- [STATED PROBLEM] Copy out all of the material exactly.

Stored records:
----
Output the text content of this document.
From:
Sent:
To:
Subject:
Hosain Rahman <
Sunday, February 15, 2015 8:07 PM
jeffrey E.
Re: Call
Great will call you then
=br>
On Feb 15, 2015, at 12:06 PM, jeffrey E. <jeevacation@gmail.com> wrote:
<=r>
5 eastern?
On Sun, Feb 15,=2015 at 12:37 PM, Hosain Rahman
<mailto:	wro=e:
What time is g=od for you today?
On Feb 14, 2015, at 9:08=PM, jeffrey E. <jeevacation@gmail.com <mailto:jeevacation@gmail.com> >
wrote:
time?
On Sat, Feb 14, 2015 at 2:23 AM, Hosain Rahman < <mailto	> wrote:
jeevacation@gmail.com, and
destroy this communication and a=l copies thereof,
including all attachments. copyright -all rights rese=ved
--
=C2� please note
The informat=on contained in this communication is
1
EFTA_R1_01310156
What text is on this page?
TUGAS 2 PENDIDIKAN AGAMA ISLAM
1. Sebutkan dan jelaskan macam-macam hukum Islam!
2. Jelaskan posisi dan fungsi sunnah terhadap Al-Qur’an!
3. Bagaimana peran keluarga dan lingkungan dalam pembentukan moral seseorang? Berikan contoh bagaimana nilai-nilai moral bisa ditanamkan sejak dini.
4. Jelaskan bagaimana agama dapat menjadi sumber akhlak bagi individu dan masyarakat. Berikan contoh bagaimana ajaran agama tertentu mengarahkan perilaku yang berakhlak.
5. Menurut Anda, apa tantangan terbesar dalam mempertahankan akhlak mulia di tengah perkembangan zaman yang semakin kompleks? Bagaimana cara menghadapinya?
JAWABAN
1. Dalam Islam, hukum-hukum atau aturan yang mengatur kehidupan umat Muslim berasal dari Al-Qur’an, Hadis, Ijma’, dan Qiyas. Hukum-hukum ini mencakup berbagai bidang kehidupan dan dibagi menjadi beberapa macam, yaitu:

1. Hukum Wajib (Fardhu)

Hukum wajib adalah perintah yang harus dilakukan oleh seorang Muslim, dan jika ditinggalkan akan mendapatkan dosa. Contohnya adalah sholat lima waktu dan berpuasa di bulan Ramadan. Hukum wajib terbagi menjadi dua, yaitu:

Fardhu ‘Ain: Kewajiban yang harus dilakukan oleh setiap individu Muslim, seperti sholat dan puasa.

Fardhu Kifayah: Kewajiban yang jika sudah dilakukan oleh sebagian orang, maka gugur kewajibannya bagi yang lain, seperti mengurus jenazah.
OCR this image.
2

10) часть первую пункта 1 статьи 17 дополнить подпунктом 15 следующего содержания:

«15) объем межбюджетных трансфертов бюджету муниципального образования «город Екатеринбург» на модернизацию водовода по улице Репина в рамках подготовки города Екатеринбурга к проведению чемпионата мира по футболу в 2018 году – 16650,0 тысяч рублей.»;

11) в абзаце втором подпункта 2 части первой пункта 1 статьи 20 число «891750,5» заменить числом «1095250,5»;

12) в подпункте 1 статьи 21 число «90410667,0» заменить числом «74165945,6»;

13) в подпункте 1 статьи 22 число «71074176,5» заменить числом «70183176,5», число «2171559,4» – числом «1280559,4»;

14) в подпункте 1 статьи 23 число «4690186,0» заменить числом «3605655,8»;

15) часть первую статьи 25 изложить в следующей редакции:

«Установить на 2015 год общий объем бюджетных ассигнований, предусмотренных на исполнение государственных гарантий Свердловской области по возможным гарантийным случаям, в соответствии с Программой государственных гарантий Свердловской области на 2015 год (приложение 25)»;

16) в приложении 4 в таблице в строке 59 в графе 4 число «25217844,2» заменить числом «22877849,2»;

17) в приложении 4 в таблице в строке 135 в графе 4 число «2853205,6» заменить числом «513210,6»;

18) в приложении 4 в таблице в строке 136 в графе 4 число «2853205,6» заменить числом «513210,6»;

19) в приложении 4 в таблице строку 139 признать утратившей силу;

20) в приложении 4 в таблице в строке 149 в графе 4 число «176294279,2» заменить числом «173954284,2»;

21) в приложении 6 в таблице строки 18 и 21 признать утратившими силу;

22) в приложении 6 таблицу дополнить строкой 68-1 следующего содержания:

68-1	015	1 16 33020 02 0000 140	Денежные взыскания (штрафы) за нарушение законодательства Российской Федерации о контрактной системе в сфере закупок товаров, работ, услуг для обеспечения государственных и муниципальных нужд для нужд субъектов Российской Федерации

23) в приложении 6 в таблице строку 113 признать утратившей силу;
----
- [THE COMPLETED TASK]
Output the text content of this document.
From:
Sent:
To:
Subject:
Hosain Rahman <
Sunday, February 15, 2015 8:07 PM
jeffrey E.
Re: Call
Great will call you then
=br>
On Feb 15, 2015, at 12:06 PM, jeffrey E. <jeevacation@gmail.com> wrote:
<=r>
5 eastern?
On Sun, Feb 15,=2015 at 12:37 PM, Hosain Rahman
<mailto:	wro=e:
What time is g=od for you today?
On Feb 14, 2015, at 9:08=PM, jeffrey E. <jeevacation@gmail.com <mailto:jeevacation@gmail.com> >
wrote:
time?
On Sat, Feb 14, 2015 at 2:23 AM, Hosain Rahman < <mailto	> wrote:
jeevacation@gmail.com, and
destroy this communication and a=l copies thereof,
including all attachments. copyright -all rights rese=ved
--
=C2� please note
The informat=on contained in this communication is
1
EFTA_R1_01310156
What text is on this page?
TUGAS 2 PENDIDIKAN AGAMA ISLAM
1. Sebutkan dan jelaskan macam-macam hukum Islam!
2. Jelaskan posisi dan fungsi sunnah terhadap Al-Qur’an!
3. Bagaimana peran keluarga dan lingkungan dalam pembentukan moral seseorang? Berikan contoh bagaimana nilai-nilai moral bisa ditanamkan sejak dini.
4. Jelaskan bagaimana agama dapat menjadi sumber akhlak bagi individu dan masyarakat. Berikan contoh bagaimana ajaran agama tertentu mengarahkan perilaku yang berakhlak.
5. Menurut Anda, apa tantangan terbesar dalam mempertahankan akhlak mulia di tengah perkembangan zaman yang semakin kompleks? Bagaimana cara menghadapinya?
JAWABAN
1. Dalam Islam, hukum-hukum atau aturan yang mengatur kehidupan umat Muslim berasal dari Al-Qur’an, Hadis, Ijma’, dan Qiyas. Hukum-hukum ini mencakup berbagai bidang kehidupan dan dibagi menjadi beberapa macam, yaitu:

1. Hukum Wajib (Fardhu)

Hukum wajib adalah perintah yang harus dilakukan oleh seorang Muslim, dan jika ditinggalkan akan mendapatkan dosa. Contohnya adalah sholat lima waktu dan berpuasa di bulan Ramadan. Hukum wajib terbagi menjadi dua, yaitu:

Fardhu ‘Ain: Kewajiban yang harus dilakukan oleh setiap individu Muslim, seperti sholat dan puasa.

Fardhu Kifayah: Kewajiban yang jika sudah dilakukan oleh sebagian orang, maka gugur kewajibannya bagi yang lain, seperti mengurus jenazah.
OCR this image.
2

10) часть первую пункта 1 статьи 17 дополнить подпунктом 15 следующего содержания:

«15) объем межбюджетных трансфертов бюджету муниципального образования «город Екатеринбург» на модернизацию водовода по улице Репина в рамках подготовки города Екатеринбурга к проведению чемпионата мира по футболу в 2018 году – 16650,0 тысяч рублей.»;

11) в абзаце втором подпункта 2 части первой пункта 1 статьи 20 число «891750,5» заменить числом «1095250,5»;

12) в подпункте 1 статьи 21 число «90410667,0» заменить числом «74165945,6»;

13) в подпункте 1 статьи 22 число «71074176,5» заменить числом «70183176,5», число «2171559,4» – числом «1280559,4»;

14) в подпункте 1 статьи 23 число «4690186,0» заменить числом «3605655,8»;

15) часть первую статьи 25 изложить в следующей редакции:

«Установить на 2015 год общий объем бюджетных ассигнований, предусмотренных на исполнение государственных гарантий Свердловской области по возможным гарантийным случаям, в соответствии с Программой государственных гарантий Свердловской области на 2015 год (приложение 25)»;

16) в приложении 4 в таблице в строке 59 в графе 4 число «25217844,2» заменить числом «22877849,2»;

17) в приложении 4 в таблице в строке 135 в графе 4 число «2853205,6» заменить числом «513210,6»;

18) в приложении 4 в таблице в строке 136 в графе 4 число «2853205,6» заменить числом «513210,6»;

19) в приложении 4 в таблице строку 139 признать утратившей силу;

20) в приложении 4 в таблице в строке 149 в графе 4 число «176294279,2» заменить числом «173954284,2»;

21) в приложении 6 в таблице строки 18 и 21 признать утратившими силу;

22) в приложении 6 таблицу дополнить строкой 68-1 следующего содержания:

68-1	015	1 16 33020 02 0000 140	Денежные взыскания (штрафы) за нарушение законодательства Российской Федерации о контрактной системе в сфере закупок товаров, работ, услуг для обеспечения государственных и муниципальных нужд для нужд субъектов Российской Федерации

23) в приложении 6 в таблице строку 113 признать утратившей силу;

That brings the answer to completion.